Exercise objective >>
Your output must consist solely of the lines from the one containing "Output the text content of this document." through the end of the records, reproduced exactly.

Data to use >>

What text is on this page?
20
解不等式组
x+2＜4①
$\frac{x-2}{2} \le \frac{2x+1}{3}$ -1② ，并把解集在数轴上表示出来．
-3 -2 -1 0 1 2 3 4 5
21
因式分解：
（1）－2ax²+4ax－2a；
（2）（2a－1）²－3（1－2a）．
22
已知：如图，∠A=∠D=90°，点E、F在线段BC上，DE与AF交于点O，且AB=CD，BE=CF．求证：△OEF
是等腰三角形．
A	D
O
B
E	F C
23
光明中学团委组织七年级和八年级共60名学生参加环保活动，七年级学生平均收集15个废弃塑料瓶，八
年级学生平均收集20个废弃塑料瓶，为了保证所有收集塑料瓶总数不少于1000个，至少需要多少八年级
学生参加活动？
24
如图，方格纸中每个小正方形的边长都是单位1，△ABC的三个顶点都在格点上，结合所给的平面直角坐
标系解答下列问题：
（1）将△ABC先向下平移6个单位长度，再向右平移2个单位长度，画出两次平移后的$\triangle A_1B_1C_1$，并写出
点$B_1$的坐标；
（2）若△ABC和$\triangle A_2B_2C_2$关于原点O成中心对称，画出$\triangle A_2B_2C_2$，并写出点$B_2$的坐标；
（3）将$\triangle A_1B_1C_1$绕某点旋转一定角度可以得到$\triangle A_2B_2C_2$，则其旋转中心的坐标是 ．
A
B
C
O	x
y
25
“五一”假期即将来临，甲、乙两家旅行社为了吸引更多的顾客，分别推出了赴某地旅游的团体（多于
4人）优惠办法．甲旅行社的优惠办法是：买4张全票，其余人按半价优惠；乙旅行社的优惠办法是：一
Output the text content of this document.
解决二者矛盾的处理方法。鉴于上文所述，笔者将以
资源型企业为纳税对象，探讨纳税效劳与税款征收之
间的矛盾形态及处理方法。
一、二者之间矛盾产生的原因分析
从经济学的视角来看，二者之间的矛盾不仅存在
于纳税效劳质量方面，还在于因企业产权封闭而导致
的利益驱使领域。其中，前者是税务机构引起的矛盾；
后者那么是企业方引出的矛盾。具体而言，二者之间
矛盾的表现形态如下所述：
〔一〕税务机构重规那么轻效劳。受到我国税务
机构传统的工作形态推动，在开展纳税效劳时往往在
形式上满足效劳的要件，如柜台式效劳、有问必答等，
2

Complete answer >>
Output the text content of this document.
解决二者矛盾的处理方法。鉴于上文所述，笔者将以
资源型企业为纳税对象，探讨纳税效劳与税款征收之
间的矛盾形态及处理方法。
一、二者之间矛盾产生的原因分析
从经济学的视角来看，二者之间的矛盾不仅存在
于纳税效劳质量方面，还在于因企业产权封闭而导致
的利益驱使领域。其中，前者是税务机构引起的矛盾；
后者那么是企业方引出的矛盾。具体而言，二者之间
矛盾的表现形态如下所述：
〔一〕税务机构重规那么轻效劳。受到我国税务
机构传统的工作形态推动，在开展纳税效劳时往往在
形式上满足效劳的要件，如柜台式效劳、有问必答等，
2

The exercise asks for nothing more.